## What the task requires
Pick out each line containing the string "关于危险货物运输的建议书" and copy it.

## Dataset excerpts
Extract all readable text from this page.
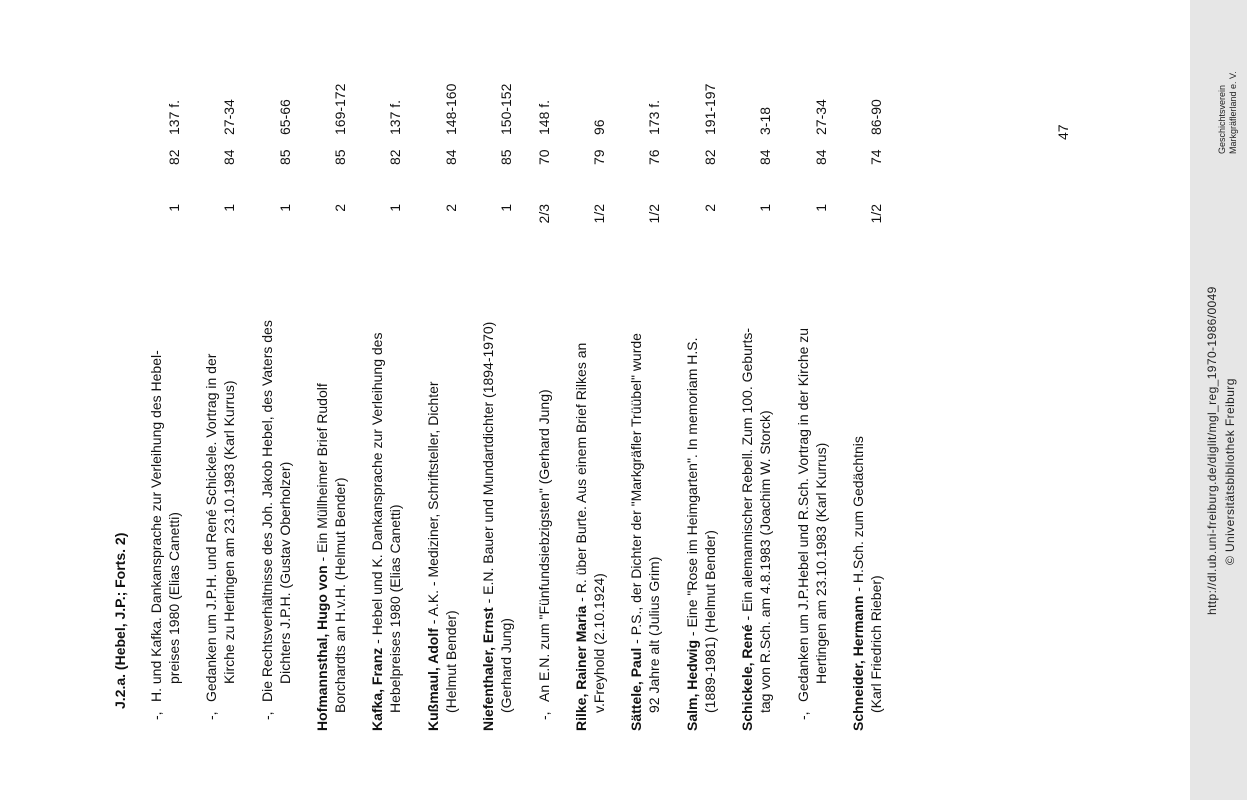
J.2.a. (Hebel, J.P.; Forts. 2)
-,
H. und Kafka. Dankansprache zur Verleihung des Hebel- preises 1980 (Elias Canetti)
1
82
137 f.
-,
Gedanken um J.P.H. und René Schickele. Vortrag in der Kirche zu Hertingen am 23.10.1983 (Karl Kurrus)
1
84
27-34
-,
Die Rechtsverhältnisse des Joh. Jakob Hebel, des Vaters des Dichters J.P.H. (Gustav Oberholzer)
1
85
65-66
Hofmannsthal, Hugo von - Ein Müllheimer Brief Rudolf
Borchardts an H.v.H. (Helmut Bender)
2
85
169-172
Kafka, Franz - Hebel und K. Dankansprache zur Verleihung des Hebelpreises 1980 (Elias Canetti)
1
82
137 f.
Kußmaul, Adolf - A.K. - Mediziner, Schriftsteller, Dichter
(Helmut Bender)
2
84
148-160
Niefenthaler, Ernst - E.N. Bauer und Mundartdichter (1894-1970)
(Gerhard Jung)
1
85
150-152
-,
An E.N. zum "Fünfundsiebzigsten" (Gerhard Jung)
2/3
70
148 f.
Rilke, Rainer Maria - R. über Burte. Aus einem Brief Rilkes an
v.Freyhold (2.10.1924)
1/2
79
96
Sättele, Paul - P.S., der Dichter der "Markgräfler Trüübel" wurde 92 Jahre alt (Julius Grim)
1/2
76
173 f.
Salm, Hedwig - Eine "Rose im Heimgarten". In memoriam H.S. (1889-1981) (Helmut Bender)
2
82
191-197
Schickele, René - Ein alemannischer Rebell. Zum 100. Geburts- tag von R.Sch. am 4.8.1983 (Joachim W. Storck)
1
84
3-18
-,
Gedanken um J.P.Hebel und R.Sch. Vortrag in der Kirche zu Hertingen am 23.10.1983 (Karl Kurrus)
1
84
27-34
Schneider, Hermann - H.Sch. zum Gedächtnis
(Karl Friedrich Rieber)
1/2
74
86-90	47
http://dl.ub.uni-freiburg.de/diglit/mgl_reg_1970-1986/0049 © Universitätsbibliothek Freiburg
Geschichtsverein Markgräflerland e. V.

* * *

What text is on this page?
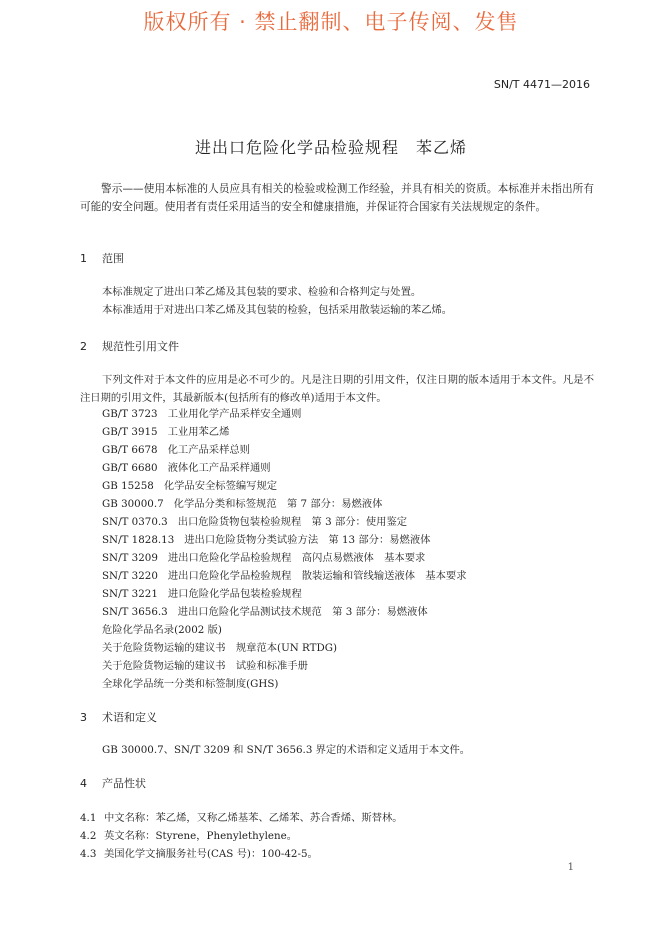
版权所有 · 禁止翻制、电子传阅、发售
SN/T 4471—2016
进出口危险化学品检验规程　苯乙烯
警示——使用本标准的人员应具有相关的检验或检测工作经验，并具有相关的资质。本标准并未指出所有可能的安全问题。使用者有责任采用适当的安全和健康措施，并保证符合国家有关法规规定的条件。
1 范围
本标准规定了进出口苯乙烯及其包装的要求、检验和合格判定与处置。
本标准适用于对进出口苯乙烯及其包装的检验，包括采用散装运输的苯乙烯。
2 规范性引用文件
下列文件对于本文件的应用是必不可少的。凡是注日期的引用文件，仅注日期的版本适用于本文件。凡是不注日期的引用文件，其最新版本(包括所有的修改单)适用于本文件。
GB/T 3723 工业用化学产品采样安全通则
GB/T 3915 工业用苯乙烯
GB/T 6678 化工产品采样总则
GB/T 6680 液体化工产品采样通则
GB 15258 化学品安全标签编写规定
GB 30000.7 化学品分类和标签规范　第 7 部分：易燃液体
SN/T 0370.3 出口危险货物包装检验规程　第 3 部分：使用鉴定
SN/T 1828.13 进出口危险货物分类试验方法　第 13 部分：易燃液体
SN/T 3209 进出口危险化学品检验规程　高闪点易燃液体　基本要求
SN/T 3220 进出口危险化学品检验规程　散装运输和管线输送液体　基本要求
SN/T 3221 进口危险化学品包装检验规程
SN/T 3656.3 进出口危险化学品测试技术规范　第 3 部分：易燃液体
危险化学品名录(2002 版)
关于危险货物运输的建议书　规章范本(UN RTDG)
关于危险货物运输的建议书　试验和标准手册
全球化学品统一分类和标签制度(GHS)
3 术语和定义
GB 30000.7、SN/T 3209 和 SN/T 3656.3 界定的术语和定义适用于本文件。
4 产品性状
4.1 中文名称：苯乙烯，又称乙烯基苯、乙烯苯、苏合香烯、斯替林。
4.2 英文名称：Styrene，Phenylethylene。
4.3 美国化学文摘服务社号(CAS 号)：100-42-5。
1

* * *

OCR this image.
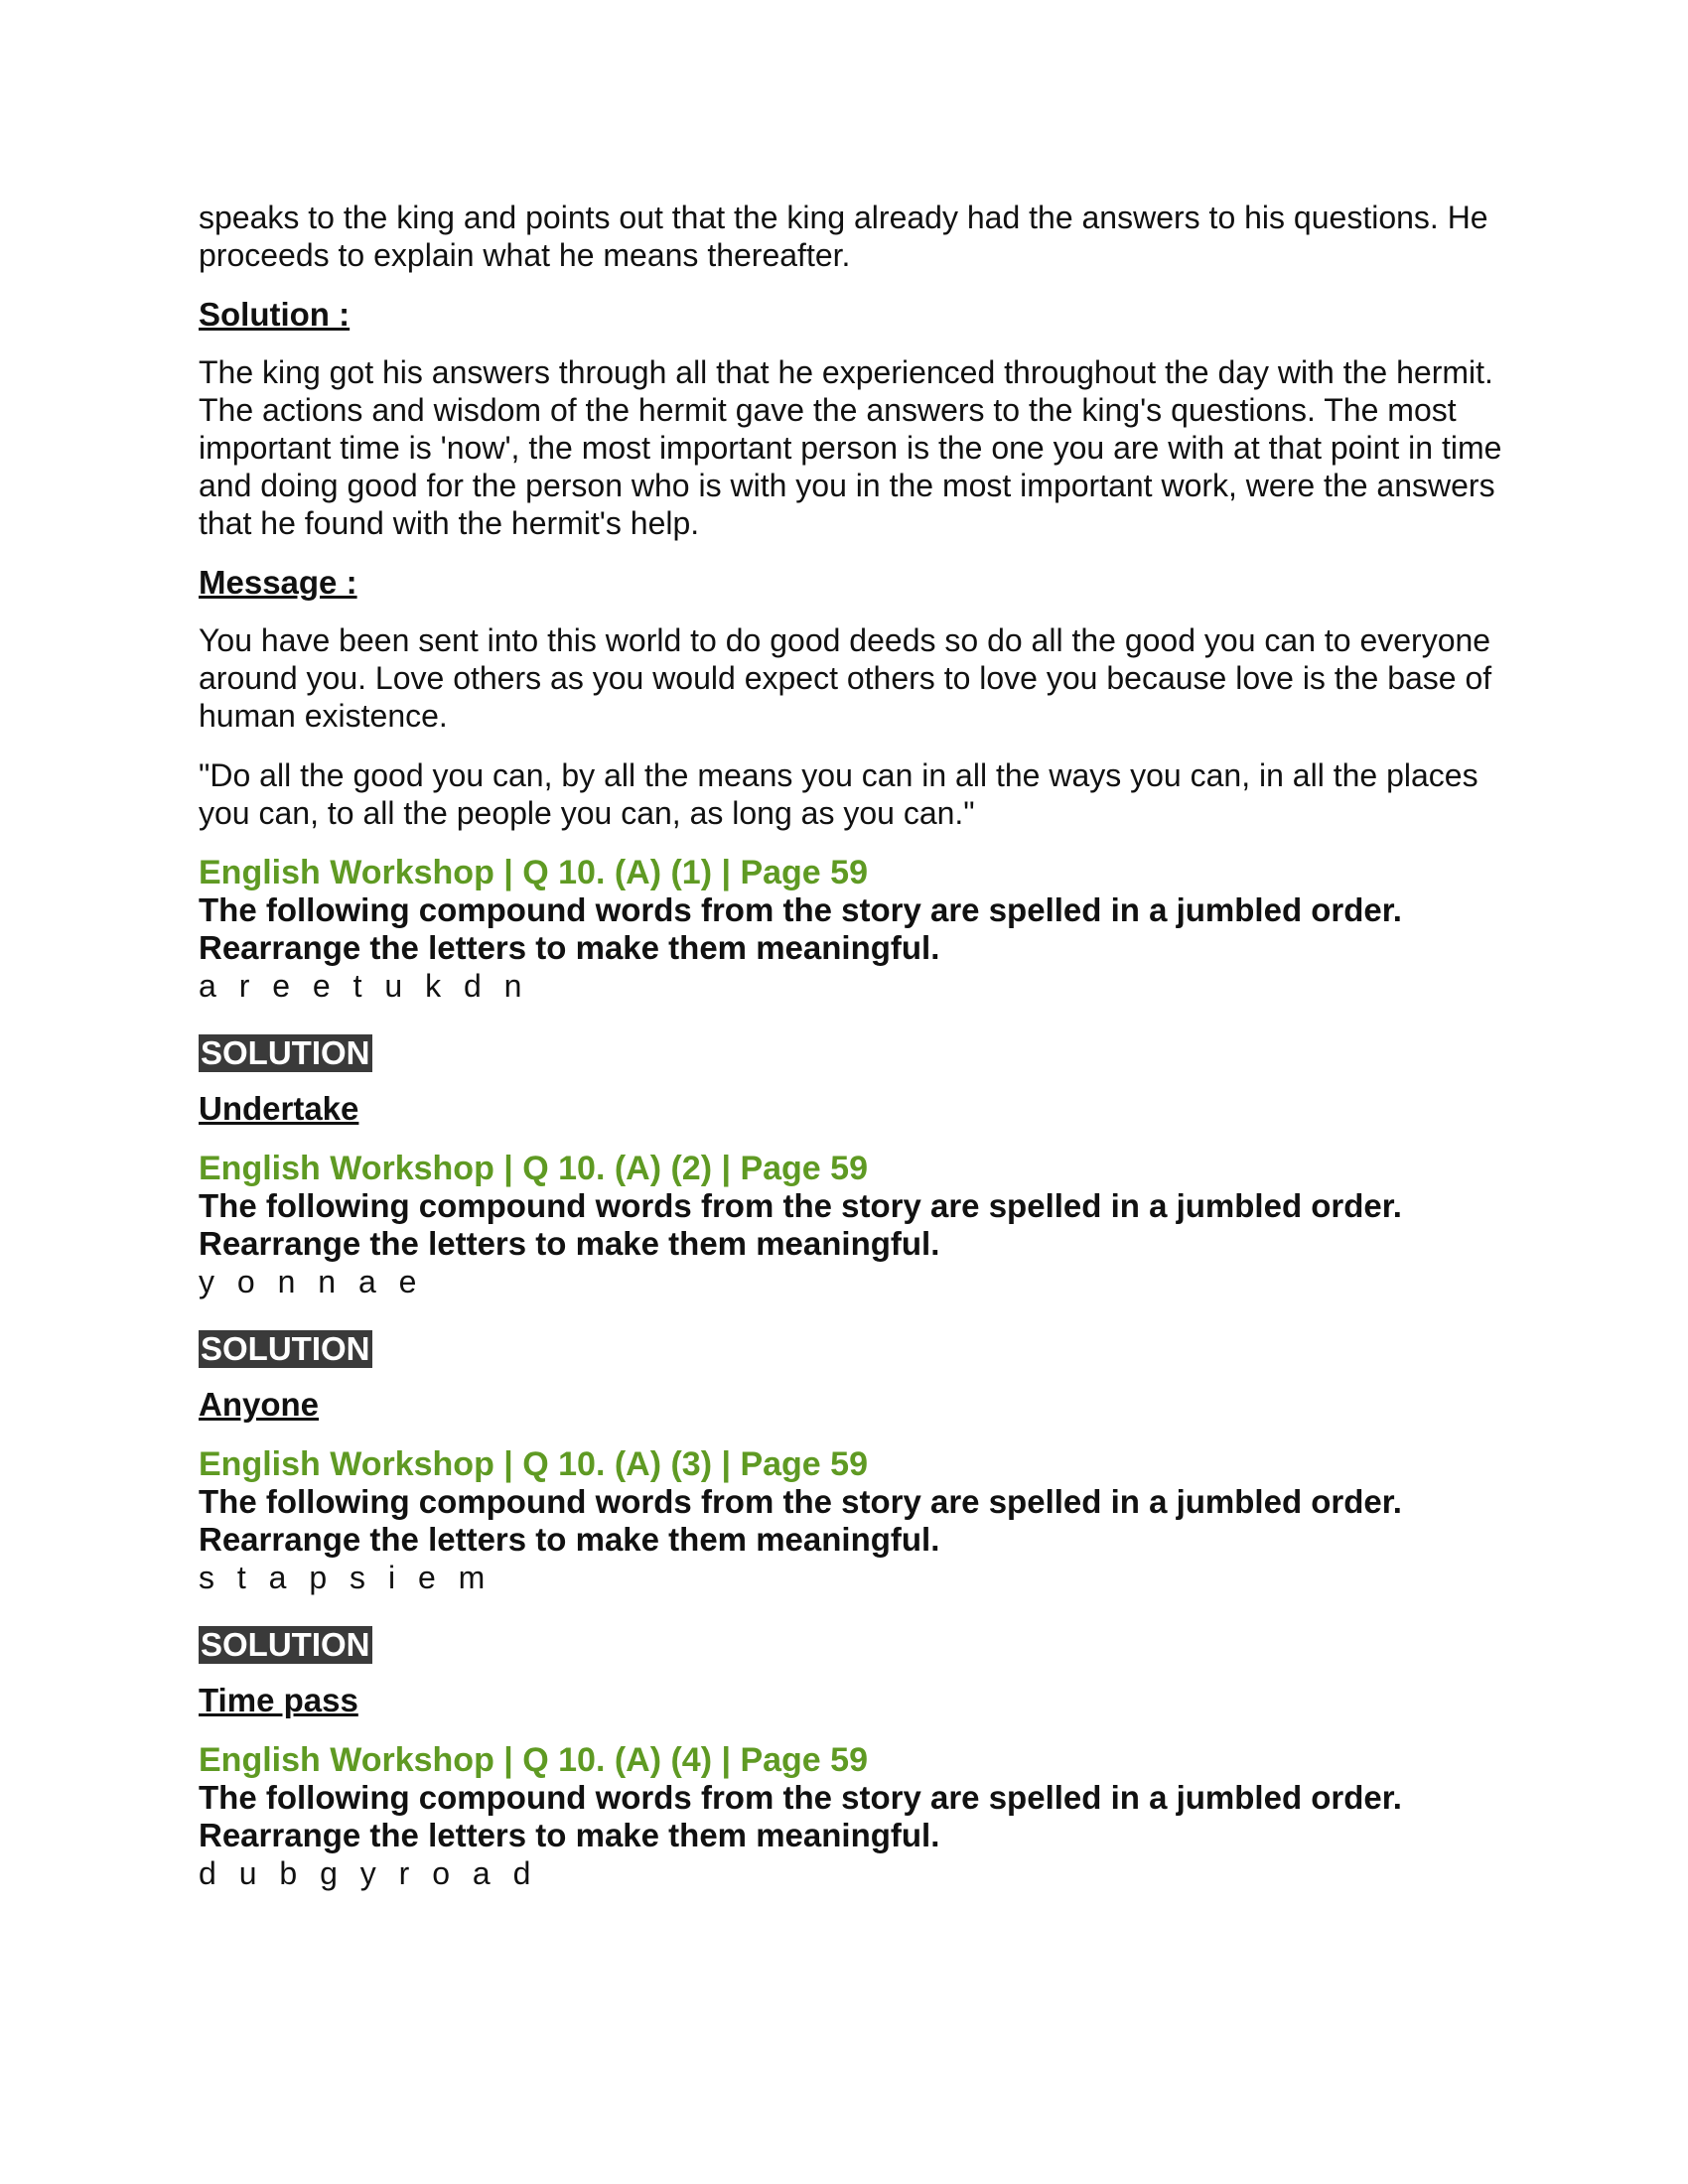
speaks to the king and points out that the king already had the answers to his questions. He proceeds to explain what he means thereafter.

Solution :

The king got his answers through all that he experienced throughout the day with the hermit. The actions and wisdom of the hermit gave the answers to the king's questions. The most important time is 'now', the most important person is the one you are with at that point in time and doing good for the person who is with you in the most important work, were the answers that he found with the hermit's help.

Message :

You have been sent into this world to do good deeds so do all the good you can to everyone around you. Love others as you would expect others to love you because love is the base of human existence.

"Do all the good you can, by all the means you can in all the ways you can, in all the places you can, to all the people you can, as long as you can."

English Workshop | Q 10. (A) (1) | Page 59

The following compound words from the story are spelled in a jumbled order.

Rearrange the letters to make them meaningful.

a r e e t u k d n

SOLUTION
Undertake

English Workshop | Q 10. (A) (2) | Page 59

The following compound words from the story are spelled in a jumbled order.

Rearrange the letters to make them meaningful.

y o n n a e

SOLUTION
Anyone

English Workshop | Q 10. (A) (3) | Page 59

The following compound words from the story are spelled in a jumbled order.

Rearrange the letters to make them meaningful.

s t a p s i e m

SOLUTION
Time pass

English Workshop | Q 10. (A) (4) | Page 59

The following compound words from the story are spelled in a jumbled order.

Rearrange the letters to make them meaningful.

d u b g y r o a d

## Response
关于危险货物运输的建议书　规章范本(UN RTDG)
关于危险货物运输的建议书　试验和标准手册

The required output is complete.